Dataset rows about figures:
☆ ☆ ☆ ☆

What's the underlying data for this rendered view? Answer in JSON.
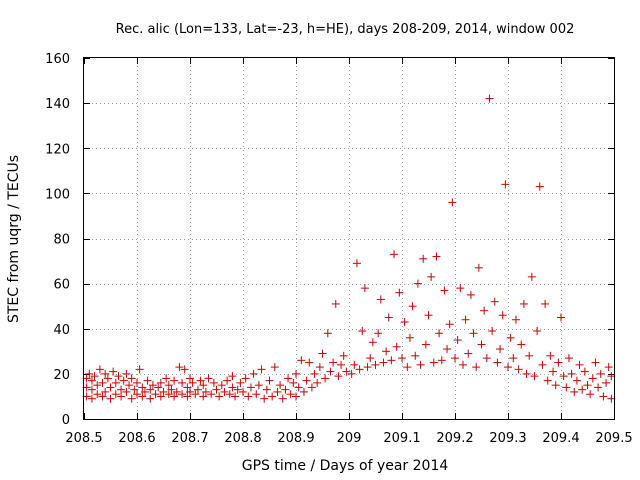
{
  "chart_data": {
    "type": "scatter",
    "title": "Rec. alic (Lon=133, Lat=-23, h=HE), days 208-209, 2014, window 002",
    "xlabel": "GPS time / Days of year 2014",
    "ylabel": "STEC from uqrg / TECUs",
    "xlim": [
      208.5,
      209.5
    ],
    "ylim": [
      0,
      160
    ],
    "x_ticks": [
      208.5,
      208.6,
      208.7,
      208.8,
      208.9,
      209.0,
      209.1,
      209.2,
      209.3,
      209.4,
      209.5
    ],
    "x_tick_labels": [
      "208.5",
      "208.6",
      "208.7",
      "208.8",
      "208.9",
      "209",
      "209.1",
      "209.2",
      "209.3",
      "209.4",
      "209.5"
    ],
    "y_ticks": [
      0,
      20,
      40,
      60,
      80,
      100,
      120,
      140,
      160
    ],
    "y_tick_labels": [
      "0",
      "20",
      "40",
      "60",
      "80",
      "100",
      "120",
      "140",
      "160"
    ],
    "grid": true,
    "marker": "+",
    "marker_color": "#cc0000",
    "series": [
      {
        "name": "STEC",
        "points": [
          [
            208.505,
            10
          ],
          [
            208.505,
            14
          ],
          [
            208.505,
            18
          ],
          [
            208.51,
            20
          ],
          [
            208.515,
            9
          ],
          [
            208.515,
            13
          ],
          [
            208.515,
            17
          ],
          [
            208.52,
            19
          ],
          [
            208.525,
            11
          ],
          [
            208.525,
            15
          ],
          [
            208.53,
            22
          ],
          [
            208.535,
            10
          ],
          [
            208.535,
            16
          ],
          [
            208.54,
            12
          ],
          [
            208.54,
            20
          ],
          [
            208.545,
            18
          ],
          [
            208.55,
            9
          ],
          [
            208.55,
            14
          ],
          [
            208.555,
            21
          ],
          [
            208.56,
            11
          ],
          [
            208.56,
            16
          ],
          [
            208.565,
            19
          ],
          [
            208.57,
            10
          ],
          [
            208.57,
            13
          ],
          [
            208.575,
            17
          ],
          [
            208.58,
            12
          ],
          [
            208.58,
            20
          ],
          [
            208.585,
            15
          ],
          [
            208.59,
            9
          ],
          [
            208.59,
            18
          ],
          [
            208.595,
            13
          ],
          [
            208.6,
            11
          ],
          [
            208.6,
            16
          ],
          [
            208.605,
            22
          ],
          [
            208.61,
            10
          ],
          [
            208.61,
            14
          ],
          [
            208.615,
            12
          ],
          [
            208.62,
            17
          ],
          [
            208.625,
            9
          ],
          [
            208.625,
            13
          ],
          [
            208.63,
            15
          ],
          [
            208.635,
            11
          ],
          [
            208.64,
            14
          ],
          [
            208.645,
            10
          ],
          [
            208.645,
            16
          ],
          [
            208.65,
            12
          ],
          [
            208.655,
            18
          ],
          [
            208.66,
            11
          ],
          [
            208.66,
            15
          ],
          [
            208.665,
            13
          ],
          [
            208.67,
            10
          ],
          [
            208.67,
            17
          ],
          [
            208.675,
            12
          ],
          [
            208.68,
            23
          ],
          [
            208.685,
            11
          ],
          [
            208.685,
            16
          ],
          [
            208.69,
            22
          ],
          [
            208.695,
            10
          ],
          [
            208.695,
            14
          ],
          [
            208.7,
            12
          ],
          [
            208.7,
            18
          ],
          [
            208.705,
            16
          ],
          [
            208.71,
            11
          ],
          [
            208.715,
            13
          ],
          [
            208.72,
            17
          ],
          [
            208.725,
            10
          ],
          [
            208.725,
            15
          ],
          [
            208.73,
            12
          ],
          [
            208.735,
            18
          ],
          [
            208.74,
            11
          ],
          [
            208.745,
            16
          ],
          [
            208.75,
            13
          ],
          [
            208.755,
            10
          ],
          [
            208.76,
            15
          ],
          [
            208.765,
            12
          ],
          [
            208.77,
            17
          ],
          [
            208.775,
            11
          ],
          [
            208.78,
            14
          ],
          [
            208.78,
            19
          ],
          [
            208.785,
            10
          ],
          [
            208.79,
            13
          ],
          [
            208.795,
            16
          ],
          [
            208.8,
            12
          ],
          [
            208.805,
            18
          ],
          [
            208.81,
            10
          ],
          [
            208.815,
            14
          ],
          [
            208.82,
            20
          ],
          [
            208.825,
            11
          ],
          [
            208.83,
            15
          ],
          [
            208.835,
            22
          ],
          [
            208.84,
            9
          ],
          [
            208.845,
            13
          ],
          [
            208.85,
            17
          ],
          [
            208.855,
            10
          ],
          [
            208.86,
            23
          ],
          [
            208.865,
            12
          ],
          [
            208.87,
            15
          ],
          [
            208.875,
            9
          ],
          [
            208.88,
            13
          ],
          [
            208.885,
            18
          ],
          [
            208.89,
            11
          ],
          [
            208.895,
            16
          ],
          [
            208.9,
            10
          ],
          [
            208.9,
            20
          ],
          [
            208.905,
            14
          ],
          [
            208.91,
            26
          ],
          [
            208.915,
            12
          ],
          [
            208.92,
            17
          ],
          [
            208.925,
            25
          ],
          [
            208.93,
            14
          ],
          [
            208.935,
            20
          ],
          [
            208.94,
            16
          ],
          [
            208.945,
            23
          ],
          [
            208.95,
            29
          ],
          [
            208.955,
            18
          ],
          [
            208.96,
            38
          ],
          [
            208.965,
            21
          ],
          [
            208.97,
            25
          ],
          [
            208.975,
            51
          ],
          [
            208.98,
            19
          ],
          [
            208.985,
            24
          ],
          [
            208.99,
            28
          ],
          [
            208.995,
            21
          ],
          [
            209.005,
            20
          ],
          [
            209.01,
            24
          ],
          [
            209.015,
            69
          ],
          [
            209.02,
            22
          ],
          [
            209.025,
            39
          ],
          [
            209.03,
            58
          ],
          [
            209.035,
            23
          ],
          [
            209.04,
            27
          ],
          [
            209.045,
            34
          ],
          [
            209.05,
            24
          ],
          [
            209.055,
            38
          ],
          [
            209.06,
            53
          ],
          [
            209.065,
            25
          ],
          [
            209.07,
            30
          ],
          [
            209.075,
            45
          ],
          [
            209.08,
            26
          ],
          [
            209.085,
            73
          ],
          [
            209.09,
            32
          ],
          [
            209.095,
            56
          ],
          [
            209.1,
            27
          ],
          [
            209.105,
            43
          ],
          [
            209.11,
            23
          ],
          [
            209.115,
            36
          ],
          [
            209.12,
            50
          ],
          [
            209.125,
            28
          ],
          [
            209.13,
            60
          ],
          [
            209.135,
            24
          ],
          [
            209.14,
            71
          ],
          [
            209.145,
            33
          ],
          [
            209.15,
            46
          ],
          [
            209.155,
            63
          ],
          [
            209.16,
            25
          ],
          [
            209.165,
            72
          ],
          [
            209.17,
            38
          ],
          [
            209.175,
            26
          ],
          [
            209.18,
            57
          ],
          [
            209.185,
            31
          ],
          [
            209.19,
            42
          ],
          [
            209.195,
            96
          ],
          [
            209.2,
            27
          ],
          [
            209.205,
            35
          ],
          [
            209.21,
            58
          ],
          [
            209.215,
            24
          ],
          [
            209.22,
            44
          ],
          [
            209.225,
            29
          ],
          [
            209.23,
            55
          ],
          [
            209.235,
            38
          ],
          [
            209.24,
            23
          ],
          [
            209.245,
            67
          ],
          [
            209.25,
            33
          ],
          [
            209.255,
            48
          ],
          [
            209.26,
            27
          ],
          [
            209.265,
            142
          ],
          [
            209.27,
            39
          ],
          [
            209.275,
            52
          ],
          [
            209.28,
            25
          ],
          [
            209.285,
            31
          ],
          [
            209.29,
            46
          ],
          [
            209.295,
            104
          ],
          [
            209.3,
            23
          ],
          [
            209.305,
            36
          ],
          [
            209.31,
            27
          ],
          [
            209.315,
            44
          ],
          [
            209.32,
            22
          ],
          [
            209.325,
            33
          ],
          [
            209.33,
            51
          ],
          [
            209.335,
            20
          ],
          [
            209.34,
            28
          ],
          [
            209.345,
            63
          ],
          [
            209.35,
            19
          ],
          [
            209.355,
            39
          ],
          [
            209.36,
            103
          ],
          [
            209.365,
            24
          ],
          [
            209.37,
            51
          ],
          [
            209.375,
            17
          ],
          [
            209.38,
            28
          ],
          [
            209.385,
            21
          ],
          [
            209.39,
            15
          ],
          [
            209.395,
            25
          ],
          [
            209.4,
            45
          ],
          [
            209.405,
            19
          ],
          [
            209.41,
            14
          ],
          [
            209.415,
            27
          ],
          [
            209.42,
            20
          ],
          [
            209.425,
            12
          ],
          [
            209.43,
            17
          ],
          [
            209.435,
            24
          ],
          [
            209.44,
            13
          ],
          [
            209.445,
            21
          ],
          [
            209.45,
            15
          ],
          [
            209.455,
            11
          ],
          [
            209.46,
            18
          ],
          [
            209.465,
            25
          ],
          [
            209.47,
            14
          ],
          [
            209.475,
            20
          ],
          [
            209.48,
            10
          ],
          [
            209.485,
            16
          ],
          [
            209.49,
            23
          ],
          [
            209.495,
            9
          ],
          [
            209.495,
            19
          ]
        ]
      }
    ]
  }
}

☆ ☆ ☆ ☆

▶ _DIRECTIVE_
Locate all lines in the listing above with the word "STEC". Copy them.

▶ _TASK RESPONSE_
    "ylabel": "STEC from uqrg / TECUs",
        "name": "STEC",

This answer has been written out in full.